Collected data
"""

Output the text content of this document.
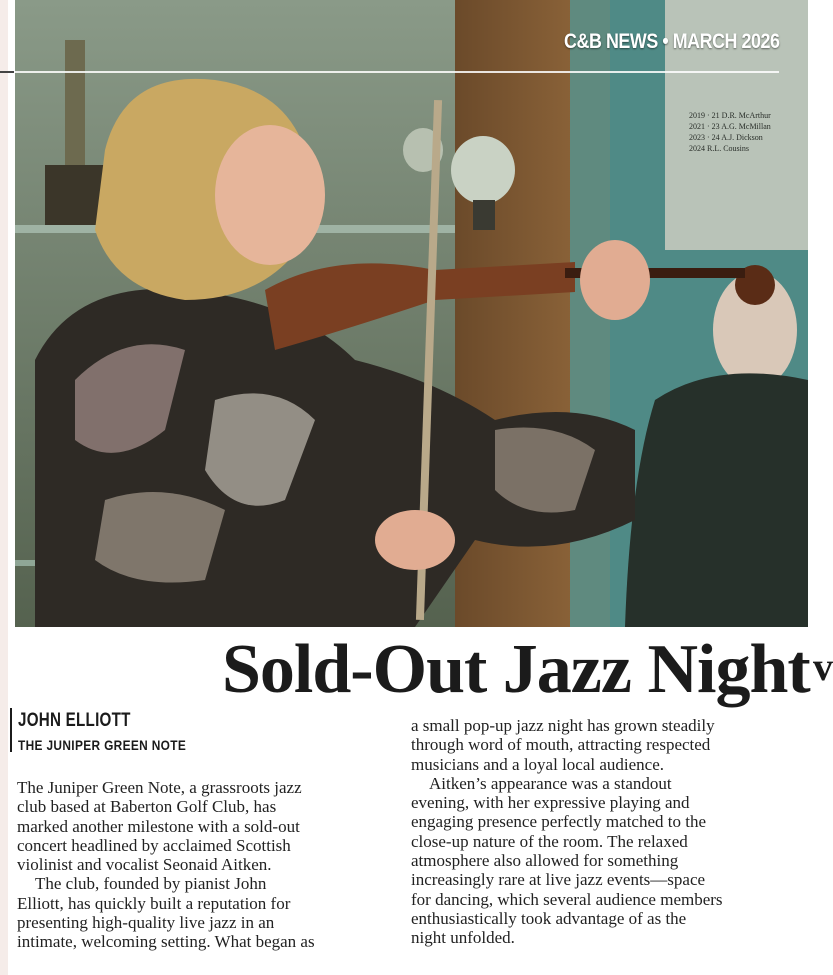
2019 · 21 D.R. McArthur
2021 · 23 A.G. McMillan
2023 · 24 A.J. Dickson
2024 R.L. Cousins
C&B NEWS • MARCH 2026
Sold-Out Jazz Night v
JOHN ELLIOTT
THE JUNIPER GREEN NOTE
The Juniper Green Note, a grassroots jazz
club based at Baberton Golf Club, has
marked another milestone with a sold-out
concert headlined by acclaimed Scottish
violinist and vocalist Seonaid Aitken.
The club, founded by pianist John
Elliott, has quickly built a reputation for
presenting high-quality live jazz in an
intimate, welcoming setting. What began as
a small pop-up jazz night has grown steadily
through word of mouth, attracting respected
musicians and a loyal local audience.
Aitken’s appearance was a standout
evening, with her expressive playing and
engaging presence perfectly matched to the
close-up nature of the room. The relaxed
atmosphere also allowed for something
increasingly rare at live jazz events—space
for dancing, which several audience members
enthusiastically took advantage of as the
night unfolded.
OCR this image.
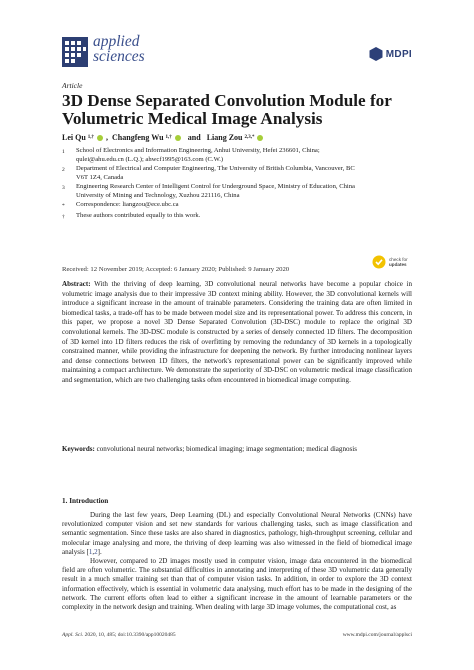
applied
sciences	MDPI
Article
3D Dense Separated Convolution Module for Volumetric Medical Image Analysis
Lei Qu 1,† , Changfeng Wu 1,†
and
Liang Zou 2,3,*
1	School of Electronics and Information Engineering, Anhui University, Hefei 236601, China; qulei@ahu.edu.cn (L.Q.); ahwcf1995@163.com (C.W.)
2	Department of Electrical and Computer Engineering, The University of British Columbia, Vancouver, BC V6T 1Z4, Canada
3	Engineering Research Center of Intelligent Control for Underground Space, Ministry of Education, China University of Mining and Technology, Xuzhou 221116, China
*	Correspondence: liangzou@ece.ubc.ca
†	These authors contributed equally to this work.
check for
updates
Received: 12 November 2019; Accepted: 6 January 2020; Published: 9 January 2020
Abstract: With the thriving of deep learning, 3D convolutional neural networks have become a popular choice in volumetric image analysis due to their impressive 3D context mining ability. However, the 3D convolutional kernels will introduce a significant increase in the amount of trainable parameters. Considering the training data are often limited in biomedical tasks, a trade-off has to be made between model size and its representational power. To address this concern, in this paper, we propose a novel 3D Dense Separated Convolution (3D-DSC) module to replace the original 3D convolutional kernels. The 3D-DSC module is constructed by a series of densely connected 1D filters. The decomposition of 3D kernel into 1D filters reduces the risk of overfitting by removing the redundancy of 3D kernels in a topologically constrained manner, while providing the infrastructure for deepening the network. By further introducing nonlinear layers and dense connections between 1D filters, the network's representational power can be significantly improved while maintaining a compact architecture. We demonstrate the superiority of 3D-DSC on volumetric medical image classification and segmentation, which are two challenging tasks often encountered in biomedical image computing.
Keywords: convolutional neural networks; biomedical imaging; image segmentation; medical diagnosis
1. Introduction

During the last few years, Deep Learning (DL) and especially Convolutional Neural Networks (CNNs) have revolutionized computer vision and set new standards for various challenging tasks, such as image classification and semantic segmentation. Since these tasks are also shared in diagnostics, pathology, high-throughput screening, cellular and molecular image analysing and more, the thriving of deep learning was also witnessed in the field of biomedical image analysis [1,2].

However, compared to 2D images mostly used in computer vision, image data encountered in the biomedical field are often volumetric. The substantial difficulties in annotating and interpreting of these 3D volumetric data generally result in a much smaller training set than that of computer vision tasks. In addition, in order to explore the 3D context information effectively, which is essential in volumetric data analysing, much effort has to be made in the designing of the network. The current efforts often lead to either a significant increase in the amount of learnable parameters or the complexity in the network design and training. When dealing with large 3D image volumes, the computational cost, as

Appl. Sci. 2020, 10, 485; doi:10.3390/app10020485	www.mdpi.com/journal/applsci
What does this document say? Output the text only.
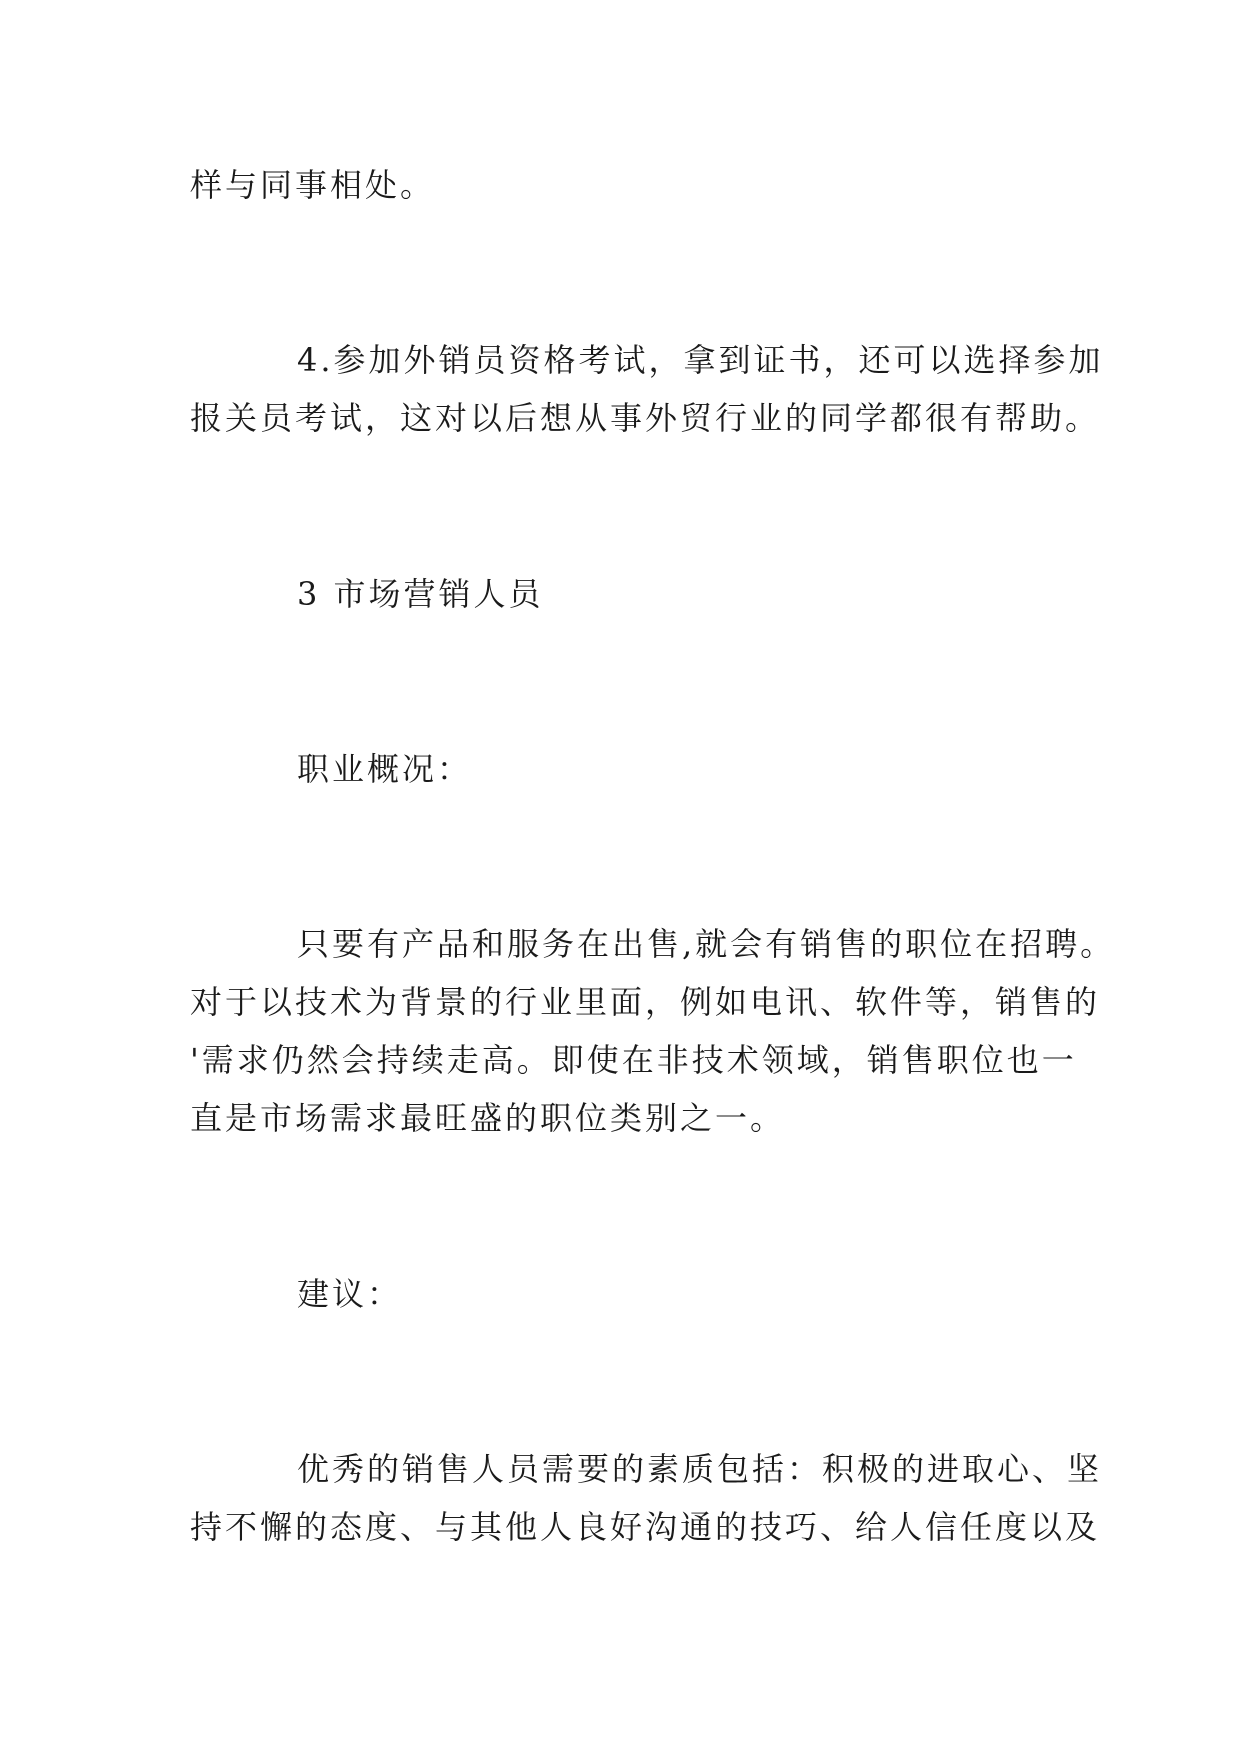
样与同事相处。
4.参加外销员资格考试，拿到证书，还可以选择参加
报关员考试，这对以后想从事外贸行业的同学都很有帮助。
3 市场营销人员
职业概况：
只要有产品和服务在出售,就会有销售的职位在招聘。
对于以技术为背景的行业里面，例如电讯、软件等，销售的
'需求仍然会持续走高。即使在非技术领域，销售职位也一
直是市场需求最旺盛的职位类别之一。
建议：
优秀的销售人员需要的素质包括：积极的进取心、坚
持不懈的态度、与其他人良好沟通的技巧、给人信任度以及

"""

THE TASK: Return every line above in which the string "also" occurs.

RESULT OF THE EXERCISE:
atmosphere also allowed for something
During the last few years, Deep Learning (DL) and especially Convolutional Neural Networks (CNNs) have revolutionized computer vision and set new standards for various challenging tasks, such as image classification and semantic segmentation. Since these tasks are also shared in diagnostics, pathology, high-throughput screening, cellular and molecular image analysing and more, the thriving of deep learning was also witnessed in the field of biomedical image analysis [1,2].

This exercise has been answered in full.